_GOAL_.
Without including any pictures, write out all the entries exactly.

_MATERIAL FOR THE TASK_.
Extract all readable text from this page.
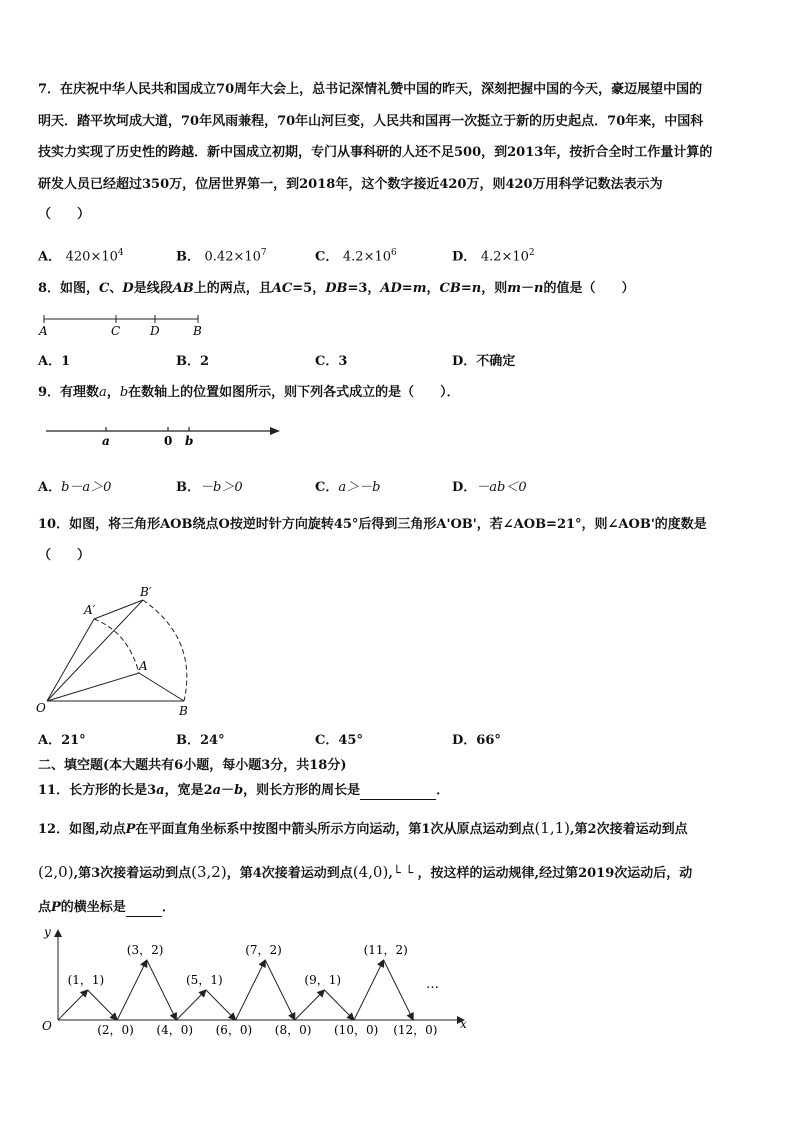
7．在庆祝中华人民共和国成立70周年大会上，总书记深情礼赞中国的昨天，深刻把握中国的今天，豪迈展望中国的
明天．踏平坎坷成大道，70年风雨兼程，70年山河巨变，人民共和国再一次挺立于新的历史起点．70年来，中国科
技实力实现了历史性的跨越．新中国成立初期，专门从事科研的人还不足500，到2013年，按折合全时工作量计算的
研发人员已经超过350万，位居世界第一，到2018年，这个数字接近420万，则420万用科学记数法表示为
（　　）
A． $420\times 10^4$	B． $0.42\times 10^7$	C． $4.2\times 10^6$	D． $4.2\times 10^2$
8．如图，C、D是线段AB上的两点，且AC=5，DB=3，AD=m，CB=n，则m－n的值是（　　）
A	C D	B
A．1	B．2	C．3	D．不确定
9．有理数a，b在数轴上的位置如图所示，则下列各式成立的是（　　）．
a	0 b
A．b－a＞0	B．－b＞0	C．a＞－b	D．－ab＜0
10．如图，将三角形AOB绕点O按逆时针方向旋转45°后得到三角形A'OB'，若∠AOB=21°，则∠AOB'的度数是
（　　）
O
A
B
A′
B′
A．21°	B．24°	C．45°	D．66°
二、填空题(本大题共有6小题，每小题3分，共18分)
11．长方形的长是3a，宽是2a－b，则长方形的周长是	．
12．如图,动点P在平面直角坐标系中按图中箭头所示方向运动，第1次从原点运动到点(1,1),第2次接着运动到点
(2,0),第3次接着运动到点(3,2)，第4次接着运动到点(4,0),└ └ ，按这样的运动规律,经过第2019次运动后，动
点P的横坐标是	．
y
x
O
(1，1)
(3，2)
(5，1)
(7，2)
(9，1)
(11，2)
(2，0) (4，0) (6，0) (8，0) (10，0) (12，0)
…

_CORRECT RESULT_.
Extract all readable text from this page.
7．在庆祝中华人民共和国成立70周年大会上，总书记深情礼赞中国的昨天，深刻把握中国的今天，豪迈展望中国的
明天．踏平坎坷成大道，70年风雨兼程，70年山河巨变，人民共和国再一次挺立于新的历史起点．70年来，中国科
技实力实现了历史性的跨越．新中国成立初期，专门从事科研的人还不足500，到2013年，按折合全时工作量计算的
研发人员已经超过350万，位居世界第一，到2018年，这个数字接近420万，则420万用科学记数法表示为
（　　）
A． $420\times 10^4$	B． $0.42\times 10^7$	C． $4.2\times 10^6$	D． $4.2\times 10^2$
8．如图，C、D是线段AB上的两点，且AC=5，DB=3，AD=m，CB=n，则m－n的值是（　　）
A	C D	B
A．1	B．2	C．3	D．不确定
9．有理数a，b在数轴上的位置如图所示，则下列各式成立的是（　　）．
a	0 b
A．b－a＞0	B．－b＞0	C．a＞－b	D．－ab＜0
10．如图，将三角形AOB绕点O按逆时针方向旋转45°后得到三角形A'OB'，若∠AOB=21°，则∠AOB'的度数是
（　　）
O
A
B
A′
B′
A．21°	B．24°	C．45°	D．66°
二、填空题(本大题共有6小题，每小题3分，共18分)
11．长方形的长是3a，宽是2a－b，则长方形的周长是	．
12．如图,动点P在平面直角坐标系中按图中箭头所示方向运动，第1次从原点运动到点(1,1),第2次接着运动到点
(2,0),第3次接着运动到点(3,2)，第4次接着运动到点(4,0),└ └ ，按这样的运动规律,经过第2019次运动后，动
点P的横坐标是	．
y
x
O
(1，1)
(3，2)
(5，1)
(7，2)
(9，1)
(11，2)
(2，0) (4，0) (6，0) (8，0) (10，0) (12，0)
…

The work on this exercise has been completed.